Aim: All of the entries need to be written out again, exactly as they are.

━━━ Extracted information

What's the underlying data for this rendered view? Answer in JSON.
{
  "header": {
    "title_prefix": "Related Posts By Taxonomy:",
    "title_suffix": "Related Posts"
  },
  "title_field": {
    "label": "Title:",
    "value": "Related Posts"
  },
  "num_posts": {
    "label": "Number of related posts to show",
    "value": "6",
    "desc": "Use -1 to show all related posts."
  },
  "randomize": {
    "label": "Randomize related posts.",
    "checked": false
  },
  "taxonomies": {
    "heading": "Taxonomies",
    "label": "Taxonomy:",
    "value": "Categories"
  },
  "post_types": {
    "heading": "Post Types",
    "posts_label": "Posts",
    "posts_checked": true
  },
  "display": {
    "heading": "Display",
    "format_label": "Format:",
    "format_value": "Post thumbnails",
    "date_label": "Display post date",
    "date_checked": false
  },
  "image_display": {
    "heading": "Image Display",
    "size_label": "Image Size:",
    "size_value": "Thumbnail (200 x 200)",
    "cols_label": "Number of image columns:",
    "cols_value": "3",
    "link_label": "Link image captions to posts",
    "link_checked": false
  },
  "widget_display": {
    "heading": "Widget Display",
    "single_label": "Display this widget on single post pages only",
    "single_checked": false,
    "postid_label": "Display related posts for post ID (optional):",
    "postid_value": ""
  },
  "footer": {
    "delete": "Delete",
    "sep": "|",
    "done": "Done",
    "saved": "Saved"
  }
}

━━━━━━

Exercise result:
What's the underlying data for this rendered view? Answer in JSON.
{
  "header": {
    "title_prefix": "Related Posts By Taxonomy:",
    "title_suffix": "Related Posts"
  },
  "title_field": {
    "label": "Title:",
    "value": "Related Posts"
  },
  "num_posts": {
    "label": "Number of related posts to show",
    "value": "6",
    "desc": "Use -1 to show all related posts."
  },
  "randomize": {
    "label": "Randomize related posts.",
    "checked": false
  },
  "taxonomies": {
    "heading": "Taxonomies",
    "label": "Taxonomy:",
    "value": "Categories"
  },
  "post_types": {
    "heading": "Post Types",
    "posts_label": "Posts",
    "posts_checked": true
  },
  "display": {
    "heading": "Display",
    "format_label": "Format:",
    "format_value": "Post thumbnails",
    "date_label": "Display post date",
    "date_checked": false
  },
  "image_display": {
    "heading": "Image Display",
    "size_label": "Image Size:",
    "size_value": "Thumbnail (200 x 200)",
    "cols_label": "Number of image columns:",
    "cols_value": "3",
    "link_label": "Link image captions to posts",
    "link_checked": false
  },
  "widget_display": {
    "heading": "Widget Display",
    "single_label": "Display this widget on single post pages only",
    "single_checked": false,
    "postid_label": "Display related posts for post ID (optional):",
    "postid_value": ""
  },
  "footer": {
    "delete": "Delete",
    "sep": "|",
    "done": "Done",
    "saved": "Saved"
  }
}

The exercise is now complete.